▶ [Task instructions]
Give only the number of lines that hold the word "продолжительность".

--- Data provided ---

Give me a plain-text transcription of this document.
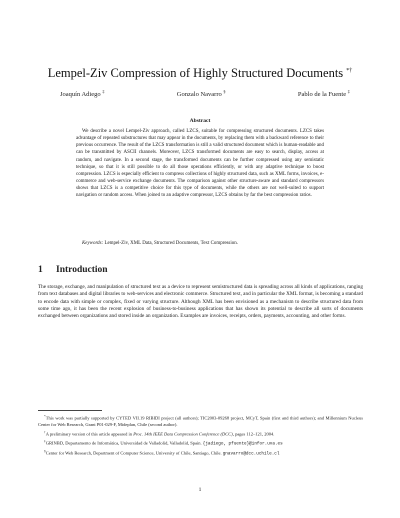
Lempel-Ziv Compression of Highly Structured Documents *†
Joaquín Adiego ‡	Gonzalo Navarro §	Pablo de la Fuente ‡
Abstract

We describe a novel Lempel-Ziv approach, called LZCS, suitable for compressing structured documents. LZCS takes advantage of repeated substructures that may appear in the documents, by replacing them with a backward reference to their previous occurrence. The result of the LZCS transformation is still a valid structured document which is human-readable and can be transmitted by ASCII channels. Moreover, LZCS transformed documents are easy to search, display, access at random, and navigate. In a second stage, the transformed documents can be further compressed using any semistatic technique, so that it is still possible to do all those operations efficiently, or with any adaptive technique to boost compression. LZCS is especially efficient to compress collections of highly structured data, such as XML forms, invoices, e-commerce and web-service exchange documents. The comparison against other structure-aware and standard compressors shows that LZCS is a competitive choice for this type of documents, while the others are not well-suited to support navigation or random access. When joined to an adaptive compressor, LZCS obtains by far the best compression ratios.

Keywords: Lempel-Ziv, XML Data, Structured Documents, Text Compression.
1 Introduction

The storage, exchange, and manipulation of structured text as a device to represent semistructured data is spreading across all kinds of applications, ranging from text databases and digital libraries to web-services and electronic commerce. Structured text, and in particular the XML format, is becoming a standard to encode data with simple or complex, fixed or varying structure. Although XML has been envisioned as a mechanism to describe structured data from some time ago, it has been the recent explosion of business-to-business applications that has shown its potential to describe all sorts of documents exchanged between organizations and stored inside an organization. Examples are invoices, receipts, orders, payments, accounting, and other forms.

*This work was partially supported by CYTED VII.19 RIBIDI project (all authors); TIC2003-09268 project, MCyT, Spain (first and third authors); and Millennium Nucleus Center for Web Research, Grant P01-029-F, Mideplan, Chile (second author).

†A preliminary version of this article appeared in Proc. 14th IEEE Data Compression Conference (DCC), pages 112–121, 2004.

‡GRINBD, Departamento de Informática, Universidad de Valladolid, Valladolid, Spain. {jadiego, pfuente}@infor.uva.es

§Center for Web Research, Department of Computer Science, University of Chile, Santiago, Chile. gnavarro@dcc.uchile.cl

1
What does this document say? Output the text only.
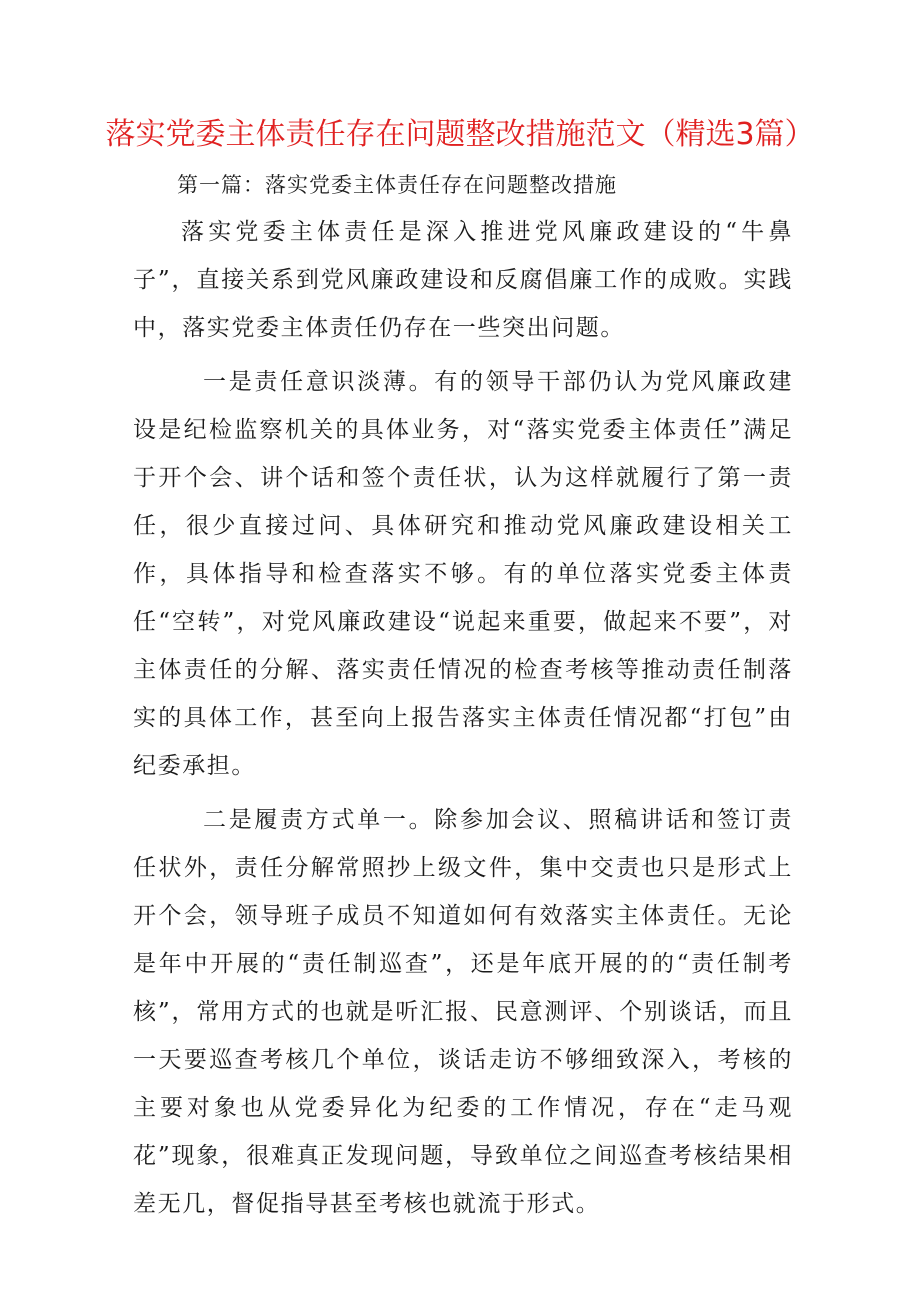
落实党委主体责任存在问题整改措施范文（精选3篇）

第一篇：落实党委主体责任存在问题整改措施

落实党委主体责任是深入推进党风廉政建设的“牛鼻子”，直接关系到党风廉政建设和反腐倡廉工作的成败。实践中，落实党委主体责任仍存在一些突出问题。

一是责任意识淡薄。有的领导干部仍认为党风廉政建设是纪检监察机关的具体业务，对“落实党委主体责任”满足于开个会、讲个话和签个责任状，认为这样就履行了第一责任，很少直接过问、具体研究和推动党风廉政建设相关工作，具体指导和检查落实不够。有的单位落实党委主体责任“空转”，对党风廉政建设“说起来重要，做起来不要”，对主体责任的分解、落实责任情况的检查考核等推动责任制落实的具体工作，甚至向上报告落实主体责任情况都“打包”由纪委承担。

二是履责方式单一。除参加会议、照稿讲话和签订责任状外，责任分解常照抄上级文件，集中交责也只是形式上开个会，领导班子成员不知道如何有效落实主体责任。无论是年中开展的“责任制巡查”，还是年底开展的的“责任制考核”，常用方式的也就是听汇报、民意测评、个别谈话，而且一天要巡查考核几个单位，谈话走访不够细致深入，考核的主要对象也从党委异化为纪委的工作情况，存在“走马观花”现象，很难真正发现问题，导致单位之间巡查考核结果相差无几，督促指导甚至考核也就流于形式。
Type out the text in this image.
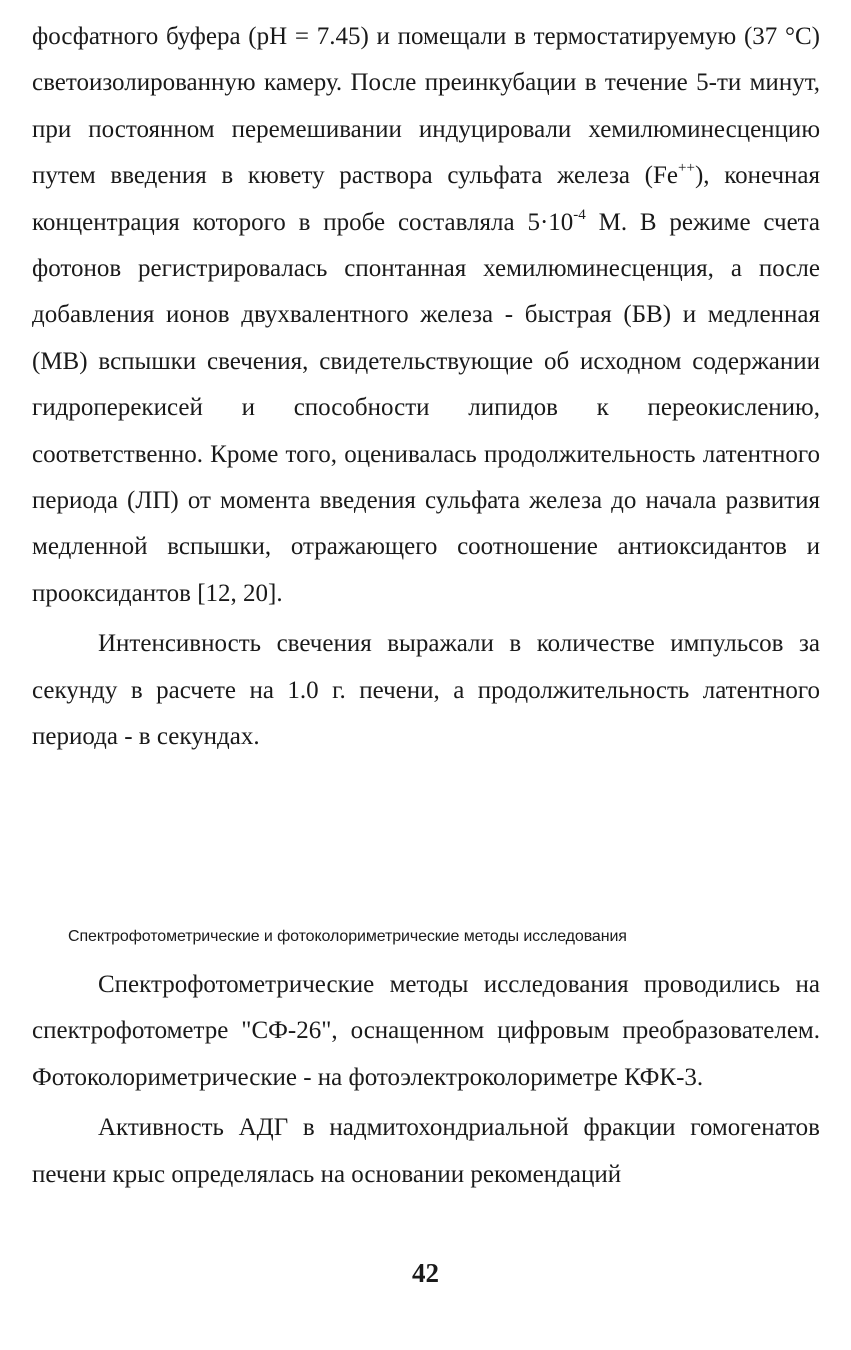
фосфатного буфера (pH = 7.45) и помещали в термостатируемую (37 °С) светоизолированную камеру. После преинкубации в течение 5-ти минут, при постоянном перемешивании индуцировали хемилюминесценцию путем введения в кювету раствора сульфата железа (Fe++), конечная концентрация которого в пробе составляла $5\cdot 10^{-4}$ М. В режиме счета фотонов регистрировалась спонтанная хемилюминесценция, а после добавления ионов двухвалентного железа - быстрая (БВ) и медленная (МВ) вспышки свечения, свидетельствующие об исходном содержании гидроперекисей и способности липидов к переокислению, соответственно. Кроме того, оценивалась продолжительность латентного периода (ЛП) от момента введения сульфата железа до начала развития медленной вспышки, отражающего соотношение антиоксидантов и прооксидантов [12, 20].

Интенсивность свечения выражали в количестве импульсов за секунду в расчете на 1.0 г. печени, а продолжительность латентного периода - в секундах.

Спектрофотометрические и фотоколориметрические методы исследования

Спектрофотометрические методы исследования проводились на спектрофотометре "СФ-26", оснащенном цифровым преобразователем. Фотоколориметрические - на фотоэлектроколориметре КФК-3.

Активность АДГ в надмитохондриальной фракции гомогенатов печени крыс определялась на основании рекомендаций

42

---

▶ [Answer to the problem]
2